→ **Extract to read**
——
Implementing AI-Powered Search Autocomplete in Mobile Applications
Autocomplete is one of the most latency-demanding features in mobile apps. Users expect suggestions faster than they can notice them appear: ideally < 100 ms from typing a character to suggestions appearing. Meanwhile, queries should be relevant, not just popular.
Why simple prefix search doesn't work
Naive implementation: store frequent queries in a dictionary and search by prefix. Works for "nike" → "nike sneakers," but breaks for:
- Spelling errors: "naik" instead of "nike"
- Transliteration: "krossovki" vs "кроссовки"
- Semantically close queries: "running shoe" when typing "sneak"
——
→ **Task objective**
Extend the text on AI-powered search autocomplete in mobile apps, picking up after its final line. The rows that follow are not needed for this task.

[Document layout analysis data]
——
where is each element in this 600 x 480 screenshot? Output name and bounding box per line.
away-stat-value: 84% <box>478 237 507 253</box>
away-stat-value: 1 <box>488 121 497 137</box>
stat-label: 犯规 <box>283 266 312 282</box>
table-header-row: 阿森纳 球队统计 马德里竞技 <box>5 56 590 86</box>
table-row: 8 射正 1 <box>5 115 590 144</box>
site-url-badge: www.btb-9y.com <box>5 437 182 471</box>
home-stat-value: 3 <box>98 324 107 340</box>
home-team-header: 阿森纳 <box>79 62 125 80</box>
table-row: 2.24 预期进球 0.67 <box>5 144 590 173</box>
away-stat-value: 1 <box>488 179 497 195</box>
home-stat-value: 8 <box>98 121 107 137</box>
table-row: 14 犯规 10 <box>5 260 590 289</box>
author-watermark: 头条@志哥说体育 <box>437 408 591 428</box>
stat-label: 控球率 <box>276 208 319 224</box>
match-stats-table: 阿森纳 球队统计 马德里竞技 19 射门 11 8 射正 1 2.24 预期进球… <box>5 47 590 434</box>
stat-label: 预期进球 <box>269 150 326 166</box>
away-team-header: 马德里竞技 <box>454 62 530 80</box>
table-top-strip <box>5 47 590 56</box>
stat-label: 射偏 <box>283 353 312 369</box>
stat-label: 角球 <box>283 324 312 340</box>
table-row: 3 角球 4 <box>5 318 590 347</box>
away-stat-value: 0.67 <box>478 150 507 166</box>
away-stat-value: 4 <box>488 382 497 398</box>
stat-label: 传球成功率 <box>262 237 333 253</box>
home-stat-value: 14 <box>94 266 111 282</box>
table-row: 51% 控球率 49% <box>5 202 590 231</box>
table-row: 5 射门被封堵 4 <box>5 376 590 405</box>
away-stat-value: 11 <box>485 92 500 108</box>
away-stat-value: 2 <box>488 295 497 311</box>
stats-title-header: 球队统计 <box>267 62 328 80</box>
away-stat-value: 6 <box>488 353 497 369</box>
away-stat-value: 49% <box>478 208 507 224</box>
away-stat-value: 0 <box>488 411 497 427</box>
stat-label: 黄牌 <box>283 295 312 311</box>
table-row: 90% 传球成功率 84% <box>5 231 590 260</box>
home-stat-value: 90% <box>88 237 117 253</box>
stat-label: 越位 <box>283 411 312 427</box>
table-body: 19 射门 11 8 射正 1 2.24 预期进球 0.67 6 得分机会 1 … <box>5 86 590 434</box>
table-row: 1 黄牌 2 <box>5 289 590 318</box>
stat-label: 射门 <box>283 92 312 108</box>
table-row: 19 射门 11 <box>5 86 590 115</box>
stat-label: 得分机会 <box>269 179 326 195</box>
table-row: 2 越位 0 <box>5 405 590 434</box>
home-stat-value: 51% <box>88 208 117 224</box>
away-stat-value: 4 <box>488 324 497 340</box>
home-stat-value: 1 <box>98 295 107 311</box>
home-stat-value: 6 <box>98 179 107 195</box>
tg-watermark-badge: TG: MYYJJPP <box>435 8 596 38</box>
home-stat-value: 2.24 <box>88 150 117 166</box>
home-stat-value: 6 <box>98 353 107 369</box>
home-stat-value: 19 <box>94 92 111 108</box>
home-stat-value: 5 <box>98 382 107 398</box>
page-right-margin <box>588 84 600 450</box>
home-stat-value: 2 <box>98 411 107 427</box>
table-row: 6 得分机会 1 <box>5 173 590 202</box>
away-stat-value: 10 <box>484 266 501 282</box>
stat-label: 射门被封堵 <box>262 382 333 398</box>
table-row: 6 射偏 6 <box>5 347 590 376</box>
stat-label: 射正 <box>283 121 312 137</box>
——
→ **Response area**
- Personalization: the same query "dress" should suggest different top results for different users
Architecture of production-ready autocomplete
Trie + fuzzy search for speed
Base layer: Trie on popular queries with fuzzy search via BK-tree or Symmetric Delete. Elasticsearch with completion field mapping is a ready solution with fuzzy matching out of the box:
{
"mappings": {
"properties": {
"suggest": {
"type": "completion",
"analyzer": "standard",
"contexts": [
{"name": "category", "type": "category"}
]
},
"weight": {"type": "integer"}
}
}
}
# Search autocomplete via ES Completion Suggester
async def get_suggestions(prefix: str, category: str, user_id: str) -> list[str]:
response = await es.search(
index="search_suggestions",
body={
"suggest": {
"query_suggest": {
"prefix": prefix,
"completion": {
"field": "suggest",
"size": 8,
"fuzzy": {"fuzziness": "AUTO"},
"contexts": {"category": [category]}
}
}
}
}
)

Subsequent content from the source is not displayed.